(Stored data)

———

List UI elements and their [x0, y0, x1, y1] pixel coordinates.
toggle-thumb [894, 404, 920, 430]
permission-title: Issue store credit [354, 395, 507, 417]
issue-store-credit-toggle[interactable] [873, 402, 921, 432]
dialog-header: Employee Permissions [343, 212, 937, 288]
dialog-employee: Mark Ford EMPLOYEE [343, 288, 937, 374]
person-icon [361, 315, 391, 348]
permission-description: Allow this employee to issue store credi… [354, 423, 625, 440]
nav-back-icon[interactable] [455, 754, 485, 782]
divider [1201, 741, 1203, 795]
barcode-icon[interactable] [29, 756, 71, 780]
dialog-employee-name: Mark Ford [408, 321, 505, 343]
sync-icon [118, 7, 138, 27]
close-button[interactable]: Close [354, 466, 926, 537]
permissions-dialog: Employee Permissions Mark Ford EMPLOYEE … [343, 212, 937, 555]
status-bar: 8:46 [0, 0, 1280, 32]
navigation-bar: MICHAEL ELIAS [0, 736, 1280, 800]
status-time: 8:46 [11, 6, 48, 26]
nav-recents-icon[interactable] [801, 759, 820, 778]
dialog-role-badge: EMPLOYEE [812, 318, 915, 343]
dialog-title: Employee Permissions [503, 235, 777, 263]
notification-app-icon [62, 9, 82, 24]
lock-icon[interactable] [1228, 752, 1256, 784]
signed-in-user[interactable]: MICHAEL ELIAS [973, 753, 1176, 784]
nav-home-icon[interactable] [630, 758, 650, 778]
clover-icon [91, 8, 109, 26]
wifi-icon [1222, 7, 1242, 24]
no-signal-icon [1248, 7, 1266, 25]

———

_Required work_: Reproduce every line of the material above verbatim, from first to last.

_Written reply_:
List UI elements and their [x0, y0, x1, y1] pixel coordinates.
toggle-thumb [894, 404, 920, 430]
permission-title: Issue store credit [354, 395, 507, 417]
issue-store-credit-toggle[interactable] [873, 402, 921, 432]
dialog-header: Employee Permissions [343, 212, 937, 288]
dialog-employee: Mark Ford EMPLOYEE [343, 288, 937, 374]
person-icon [361, 315, 391, 348]
permission-description: Allow this employee to issue store credi… [354, 423, 625, 440]
nav-back-icon[interactable] [455, 754, 485, 782]
divider [1201, 741, 1203, 795]
barcode-icon[interactable] [29, 756, 71, 780]
dialog-employee-name: Mark Ford [408, 321, 505, 343]
sync-icon [118, 7, 138, 27]
close-button[interactable]: Close [354, 466, 926, 537]
permissions-dialog: Employee Permissions Mark Ford EMPLOYEE … [343, 212, 937, 555]
status-bar: 8:46 [0, 0, 1280, 32]
navigation-bar: MICHAEL ELIAS [0, 736, 1280, 800]
status-time: 8:46 [11, 6, 48, 26]
nav-recents-icon[interactable] [801, 759, 820, 778]
dialog-role-badge: EMPLOYEE [812, 318, 915, 343]
dialog-title: Employee Permissions [503, 235, 777, 263]
notification-app-icon [62, 9, 82, 24]
lock-icon[interactable] [1228, 752, 1256, 784]
signed-in-user[interactable]: MICHAEL ELIAS [973, 753, 1176, 784]
nav-home-icon[interactable] [630, 758, 650, 778]
clover-icon [91, 8, 109, 26]
wifi-icon [1222, 7, 1242, 24]
no-signal-icon [1248, 7, 1266, 25]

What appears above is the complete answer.